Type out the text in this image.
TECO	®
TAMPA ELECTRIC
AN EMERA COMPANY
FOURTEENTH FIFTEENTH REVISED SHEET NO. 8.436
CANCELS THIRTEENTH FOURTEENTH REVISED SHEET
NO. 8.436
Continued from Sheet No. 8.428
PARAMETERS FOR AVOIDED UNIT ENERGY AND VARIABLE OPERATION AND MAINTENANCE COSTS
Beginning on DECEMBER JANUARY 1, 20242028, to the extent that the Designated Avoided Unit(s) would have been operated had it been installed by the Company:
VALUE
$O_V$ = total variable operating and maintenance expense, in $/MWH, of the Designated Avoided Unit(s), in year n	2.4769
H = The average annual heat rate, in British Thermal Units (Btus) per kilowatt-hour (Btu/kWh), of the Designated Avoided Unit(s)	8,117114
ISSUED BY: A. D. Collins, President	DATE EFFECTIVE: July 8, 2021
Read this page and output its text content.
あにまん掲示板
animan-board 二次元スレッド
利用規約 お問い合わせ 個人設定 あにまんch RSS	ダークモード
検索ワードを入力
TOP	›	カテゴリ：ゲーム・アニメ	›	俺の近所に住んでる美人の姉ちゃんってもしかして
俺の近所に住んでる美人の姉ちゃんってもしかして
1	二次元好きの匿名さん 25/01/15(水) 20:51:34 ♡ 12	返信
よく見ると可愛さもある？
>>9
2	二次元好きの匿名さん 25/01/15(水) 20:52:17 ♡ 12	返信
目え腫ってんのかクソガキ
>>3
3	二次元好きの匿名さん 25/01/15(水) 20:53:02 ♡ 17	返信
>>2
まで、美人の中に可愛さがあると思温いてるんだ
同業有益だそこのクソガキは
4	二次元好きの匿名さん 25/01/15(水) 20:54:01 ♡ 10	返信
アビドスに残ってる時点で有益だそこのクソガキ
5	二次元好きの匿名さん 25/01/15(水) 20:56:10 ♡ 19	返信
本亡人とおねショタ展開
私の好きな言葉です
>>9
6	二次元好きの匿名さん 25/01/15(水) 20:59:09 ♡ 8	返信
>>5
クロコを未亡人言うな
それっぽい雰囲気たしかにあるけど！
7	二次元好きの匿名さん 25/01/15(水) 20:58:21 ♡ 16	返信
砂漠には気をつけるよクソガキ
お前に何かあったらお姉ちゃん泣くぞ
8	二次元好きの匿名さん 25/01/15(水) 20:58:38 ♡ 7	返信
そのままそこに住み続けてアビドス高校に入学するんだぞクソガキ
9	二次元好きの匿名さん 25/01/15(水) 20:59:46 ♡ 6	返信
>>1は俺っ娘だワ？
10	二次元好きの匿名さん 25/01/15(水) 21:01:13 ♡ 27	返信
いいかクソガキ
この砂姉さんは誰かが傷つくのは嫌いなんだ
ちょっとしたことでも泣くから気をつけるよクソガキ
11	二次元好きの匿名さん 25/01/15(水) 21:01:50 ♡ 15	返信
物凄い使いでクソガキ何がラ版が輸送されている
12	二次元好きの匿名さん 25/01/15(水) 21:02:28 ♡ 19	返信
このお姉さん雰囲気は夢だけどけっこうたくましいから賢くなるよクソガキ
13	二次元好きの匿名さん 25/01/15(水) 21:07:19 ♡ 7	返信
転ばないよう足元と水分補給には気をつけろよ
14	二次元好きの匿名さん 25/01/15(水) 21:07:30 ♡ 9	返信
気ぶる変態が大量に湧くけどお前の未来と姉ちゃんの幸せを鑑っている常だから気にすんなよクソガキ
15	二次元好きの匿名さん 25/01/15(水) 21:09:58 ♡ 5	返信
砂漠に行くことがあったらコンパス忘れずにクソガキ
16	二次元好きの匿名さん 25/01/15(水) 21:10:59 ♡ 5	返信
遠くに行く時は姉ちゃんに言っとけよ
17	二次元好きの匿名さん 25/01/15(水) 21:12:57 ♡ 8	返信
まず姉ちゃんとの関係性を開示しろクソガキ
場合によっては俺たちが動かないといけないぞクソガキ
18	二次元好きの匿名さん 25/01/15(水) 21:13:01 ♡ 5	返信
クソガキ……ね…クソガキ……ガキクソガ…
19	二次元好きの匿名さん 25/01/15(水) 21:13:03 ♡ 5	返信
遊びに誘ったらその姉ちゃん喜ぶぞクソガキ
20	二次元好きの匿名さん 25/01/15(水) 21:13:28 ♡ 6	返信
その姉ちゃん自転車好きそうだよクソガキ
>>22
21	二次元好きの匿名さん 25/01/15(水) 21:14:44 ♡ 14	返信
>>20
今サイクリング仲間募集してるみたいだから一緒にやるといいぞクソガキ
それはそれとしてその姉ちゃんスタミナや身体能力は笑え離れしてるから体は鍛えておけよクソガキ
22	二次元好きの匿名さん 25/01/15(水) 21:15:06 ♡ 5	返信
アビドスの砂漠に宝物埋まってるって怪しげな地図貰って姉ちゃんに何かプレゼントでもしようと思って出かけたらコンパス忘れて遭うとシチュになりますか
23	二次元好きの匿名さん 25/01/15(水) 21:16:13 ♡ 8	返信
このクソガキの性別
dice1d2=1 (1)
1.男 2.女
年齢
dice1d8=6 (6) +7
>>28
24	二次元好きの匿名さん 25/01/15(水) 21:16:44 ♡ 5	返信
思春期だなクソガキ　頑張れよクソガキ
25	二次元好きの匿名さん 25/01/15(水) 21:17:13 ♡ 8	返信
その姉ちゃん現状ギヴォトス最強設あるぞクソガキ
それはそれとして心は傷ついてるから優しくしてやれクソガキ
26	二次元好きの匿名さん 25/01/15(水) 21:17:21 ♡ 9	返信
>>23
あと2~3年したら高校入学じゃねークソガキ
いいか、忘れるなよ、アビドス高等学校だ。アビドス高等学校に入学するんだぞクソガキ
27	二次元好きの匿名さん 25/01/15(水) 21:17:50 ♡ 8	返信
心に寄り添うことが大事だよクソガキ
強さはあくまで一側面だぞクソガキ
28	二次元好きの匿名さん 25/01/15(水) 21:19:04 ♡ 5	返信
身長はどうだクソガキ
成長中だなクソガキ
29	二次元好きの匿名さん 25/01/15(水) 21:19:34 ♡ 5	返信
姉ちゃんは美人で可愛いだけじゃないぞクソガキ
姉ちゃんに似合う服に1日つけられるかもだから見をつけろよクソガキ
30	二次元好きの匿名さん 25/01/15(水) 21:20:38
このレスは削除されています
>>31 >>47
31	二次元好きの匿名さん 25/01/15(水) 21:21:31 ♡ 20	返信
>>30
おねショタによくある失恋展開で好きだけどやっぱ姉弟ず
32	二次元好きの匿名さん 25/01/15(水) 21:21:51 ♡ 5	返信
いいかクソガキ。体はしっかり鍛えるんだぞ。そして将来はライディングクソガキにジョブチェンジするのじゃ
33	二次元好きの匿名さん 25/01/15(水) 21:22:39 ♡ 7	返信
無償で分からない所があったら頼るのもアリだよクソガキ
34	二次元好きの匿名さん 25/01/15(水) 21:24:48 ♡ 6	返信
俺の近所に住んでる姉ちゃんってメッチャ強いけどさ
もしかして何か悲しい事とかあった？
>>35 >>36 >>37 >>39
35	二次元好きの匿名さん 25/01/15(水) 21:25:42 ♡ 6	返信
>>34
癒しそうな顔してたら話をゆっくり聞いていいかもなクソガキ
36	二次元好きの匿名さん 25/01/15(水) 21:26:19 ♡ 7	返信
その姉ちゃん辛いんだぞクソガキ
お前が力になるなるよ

-------------------------

• What needs to be done
Where a line contains "FOURTEENTH", copy that line.

• Result below
FOURTEENTH FIFTEENTH REVISED SHEET NO. 8.436
CANCELS THIRTEENTH FOURTEENTH REVISED SHEET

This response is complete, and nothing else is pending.